Stated task -> Print the entries verbatim, leaving out the images they contain.

Material for this exercise ->
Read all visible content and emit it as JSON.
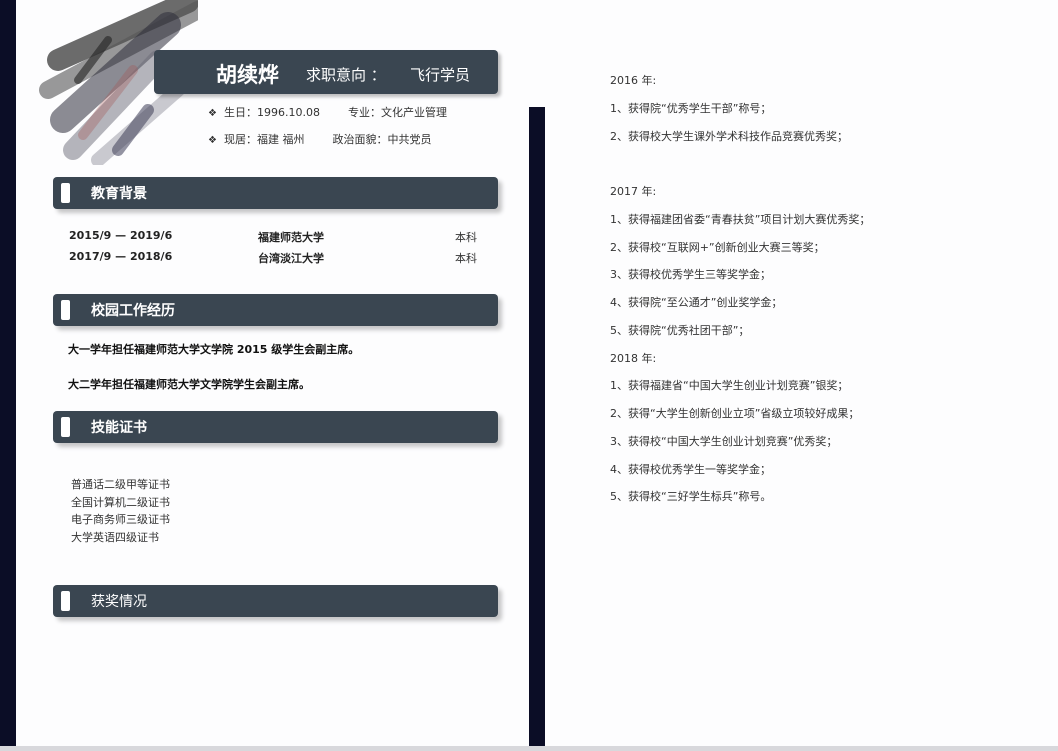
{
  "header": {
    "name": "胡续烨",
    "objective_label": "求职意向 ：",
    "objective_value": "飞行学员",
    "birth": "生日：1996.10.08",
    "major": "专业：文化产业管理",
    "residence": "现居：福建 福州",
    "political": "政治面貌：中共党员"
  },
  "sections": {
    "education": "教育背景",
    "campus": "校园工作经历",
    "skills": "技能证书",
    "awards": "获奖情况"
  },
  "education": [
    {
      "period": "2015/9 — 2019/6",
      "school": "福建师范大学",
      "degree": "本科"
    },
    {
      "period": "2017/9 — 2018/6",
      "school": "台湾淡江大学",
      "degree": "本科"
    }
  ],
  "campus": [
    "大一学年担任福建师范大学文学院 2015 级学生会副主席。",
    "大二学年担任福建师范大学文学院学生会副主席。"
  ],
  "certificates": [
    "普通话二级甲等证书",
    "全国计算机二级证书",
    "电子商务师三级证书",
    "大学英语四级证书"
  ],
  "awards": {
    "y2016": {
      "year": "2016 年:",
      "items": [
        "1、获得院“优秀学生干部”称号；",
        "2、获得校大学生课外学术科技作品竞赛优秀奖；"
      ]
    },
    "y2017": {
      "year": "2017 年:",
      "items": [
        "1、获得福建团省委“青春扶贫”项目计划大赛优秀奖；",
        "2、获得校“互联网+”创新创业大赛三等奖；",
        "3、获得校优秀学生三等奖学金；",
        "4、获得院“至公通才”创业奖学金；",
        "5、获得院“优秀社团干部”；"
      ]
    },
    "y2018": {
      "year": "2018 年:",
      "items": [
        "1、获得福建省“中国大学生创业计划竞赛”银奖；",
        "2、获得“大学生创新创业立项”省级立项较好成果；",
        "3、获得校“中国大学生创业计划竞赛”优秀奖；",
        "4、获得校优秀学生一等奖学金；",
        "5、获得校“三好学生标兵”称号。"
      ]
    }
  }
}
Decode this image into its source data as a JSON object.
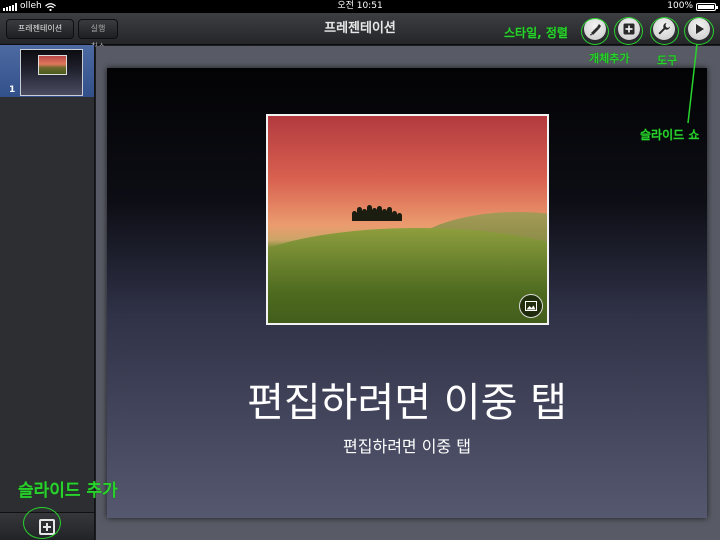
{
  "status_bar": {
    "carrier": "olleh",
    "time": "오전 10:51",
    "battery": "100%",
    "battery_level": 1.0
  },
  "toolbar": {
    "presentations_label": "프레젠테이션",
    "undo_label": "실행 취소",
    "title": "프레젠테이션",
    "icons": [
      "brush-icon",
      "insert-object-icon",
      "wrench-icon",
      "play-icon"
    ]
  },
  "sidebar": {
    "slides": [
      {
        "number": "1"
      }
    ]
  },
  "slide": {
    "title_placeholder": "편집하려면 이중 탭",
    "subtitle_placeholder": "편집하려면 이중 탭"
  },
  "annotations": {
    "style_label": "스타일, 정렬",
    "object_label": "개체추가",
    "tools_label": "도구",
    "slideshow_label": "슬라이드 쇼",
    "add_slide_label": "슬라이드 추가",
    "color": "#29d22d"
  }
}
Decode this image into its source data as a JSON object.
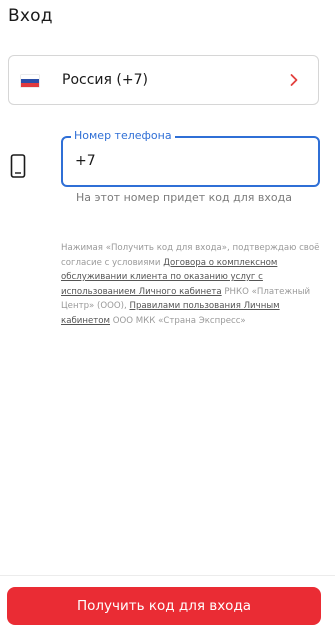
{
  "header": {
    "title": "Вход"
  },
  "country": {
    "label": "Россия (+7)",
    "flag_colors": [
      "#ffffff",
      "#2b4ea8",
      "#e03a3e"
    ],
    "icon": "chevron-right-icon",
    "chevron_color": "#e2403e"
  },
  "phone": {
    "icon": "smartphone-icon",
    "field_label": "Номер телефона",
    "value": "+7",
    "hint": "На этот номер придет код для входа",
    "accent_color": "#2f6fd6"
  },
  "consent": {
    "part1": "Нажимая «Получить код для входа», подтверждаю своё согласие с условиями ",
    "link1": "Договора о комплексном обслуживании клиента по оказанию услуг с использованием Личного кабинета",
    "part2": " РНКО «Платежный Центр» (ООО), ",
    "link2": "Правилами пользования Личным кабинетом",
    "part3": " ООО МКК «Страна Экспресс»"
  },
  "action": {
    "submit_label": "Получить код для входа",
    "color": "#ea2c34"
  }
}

Result below ->
Read all visible content and emit it as JSON.
{
  "header": {
    "name": "胡续烨",
    "objective_label": "求职意向 ：",
    "objective_value": "飞行学员",
    "birth": "生日：1996.10.08",
    "major": "专业：文化产业管理",
    "residence": "现居：福建 福州",
    "political": "政治面貌：中共党员"
  },
  "sections": {
    "education": "教育背景",
    "campus": "校园工作经历",
    "skills": "技能证书",
    "awards": "获奖情况"
  },
  "education": [
    {
      "period": "2015/9 — 2019/6",
      "school": "福建师范大学",
      "degree": "本科"
    },
    {
      "period": "2017/9 — 2018/6",
      "school": "台湾淡江大学",
      "degree": "本科"
    }
  ],
  "campus": [
    "大一学年担任福建师范大学文学院 2015 级学生会副主席。",
    "大二学年担任福建师范大学文学院学生会副主席。"
  ],
  "certificates": [
    "普通话二级甲等证书",
    "全国计算机二级证书",
    "电子商务师三级证书",
    "大学英语四级证书"
  ],
  "awards": {
    "y2016": {
      "year": "2016 年:",
      "items": [
        "1、获得院“优秀学生干部”称号；",
        "2、获得校大学生课外学术科技作品竞赛优秀奖；"
      ]
    },
    "y2017": {
      "year": "2017 年:",
      "items": [
        "1、获得福建团省委“青春扶贫”项目计划大赛优秀奖；",
        "2、获得校“互联网+”创新创业大赛三等奖；",
        "3、获得校优秀学生三等奖学金；",
        "4、获得院“至公通才”创业奖学金；",
        "5、获得院“优秀社团干部”；"
      ]
    },
    "y2018": {
      "year": "2018 年:",
      "items": [
        "1、获得福建省“中国大学生创业计划竞赛”银奖；",
        "2、获得“大学生创新创业立项”省级立项较好成果；",
        "3、获得校“中国大学生创业计划竞赛”优秀奖；",
        "4、获得校优秀学生一等奖学金；",
        "5、获得校“三好学生标兵”称号。"
      ]
    }
  }
}
Decode this image into its source data as a JSON object.
{
  "status_bar": {
    "carrier": "olleh",
    "time": "오전 10:51",
    "battery": "100%",
    "battery_level": 1.0
  },
  "toolbar": {
    "presentations_label": "프레젠테이션",
    "undo_label": "실행 취소",
    "title": "프레젠테이션",
    "icons": [
      "brush-icon",
      "insert-object-icon",
      "wrench-icon",
      "play-icon"
    ]
  },
  "sidebar": {
    "slides": [
      {
        "number": "1"
      }
    ]
  },
  "slide": {
    "title_placeholder": "편집하려면 이중 탭",
    "subtitle_placeholder": "편집하려면 이중 탭"
  },
  "annotations": {
    "style_label": "스타일, 정렬",
    "object_label": "개체추가",
    "tools_label": "도구",
    "slideshow_label": "슬라이드 쇼",
    "add_slide_label": "슬라이드 추가",
    "color": "#29d22d"
  }
}
Decode this image into its source data as a JSON object.
{
  "header": {
    "title": "Вход"
  },
  "country": {
    "label": "Россия (+7)",
    "flag_colors": [
      "#ffffff",
      "#2b4ea8",
      "#e03a3e"
    ],
    "icon": "chevron-right-icon",
    "chevron_color": "#e2403e"
  },
  "phone": {
    "icon": "smartphone-icon",
    "field_label": "Номер телефона",
    "value": "+7",
    "hint": "На этот номер придет код для входа",
    "accent_color": "#2f6fd6"
  },
  "consent": {
    "part1": "Нажимая «Получить код для входа», подтверждаю своё согласие с условиями ",
    "link1": "Договора о комплексном обслуживании клиента по оказанию услуг с использованием Личного кабинета",
    "part2": " РНКО «Платежный Центр» (ООО), ",
    "link2": "Правилами пользования Личным кабинетом",
    "part3": " ООО МКК «Страна Экспресс»"
  },
  "action": {
    "submit_label": "Получить код для входа",
    "color": "#ea2c34"
  }
}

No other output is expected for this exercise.